* Description of the task *
Return the records word for word. Any pictures in them are not part of the copy.

━━━━━ Raw data ━━━━━

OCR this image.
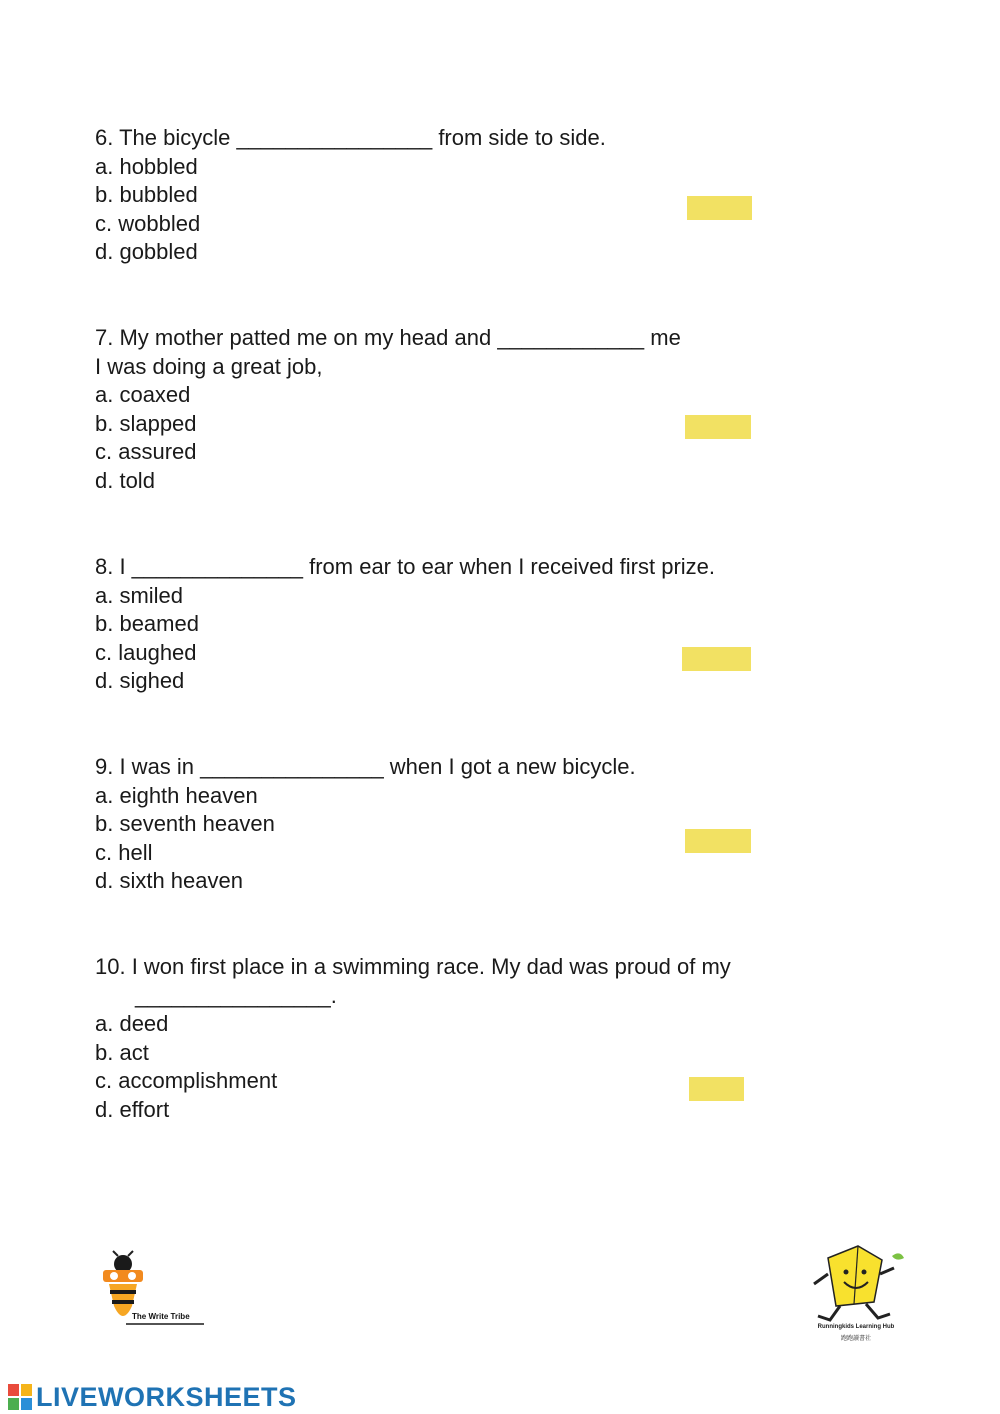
6. The bicycle ________________ from side to side.
a. hobbled
b. bubbled
c. wobbled
d. gobbled
7. My mother patted me on my head and ____________ me
I was doing a great job,
a. coaxed
b. slapped
c. assured
d. told
8. I ______________ from ear to ear when I received first prize.
a. smiled
b. beamed
c. laughed
d. sighed
9. I was in _______________ when I got a new bicycle.
a. eighth heaven
b. seventh heaven
c. hell
d. sixth heaven
10. I won first place in a swimming race. My dad was proud of my
________________.
a. deed
b. act
c. accomplishment
d. effort
The Write Tribe
Runningkids Learning Hub
跑跑讀書社
LIVEWORKSHEETS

━━━━━

* Written response *
OCR this image.
6. The bicycle ________________ from side to side.
a. hobbled
b. bubbled
c. wobbled
d. gobbled
7. My mother patted me on my head and ____________ me
I was doing a great job,
a. coaxed
b. slapped
c. assured
d. told
8. I ______________ from ear to ear when I received first prize.
a. smiled
b. beamed
c. laughed
d. sighed
9. I was in _______________ when I got a new bicycle.
a. eighth heaven
b. seventh heaven
c. hell
d. sixth heaven
10. I won first place in a swimming race. My dad was proud of my
________________.
a. deed
b. act
c. accomplishment
d. effort
The Write Tribe
Runningkids Learning Hub
跑跑讀書社
LIVEWORKSHEETS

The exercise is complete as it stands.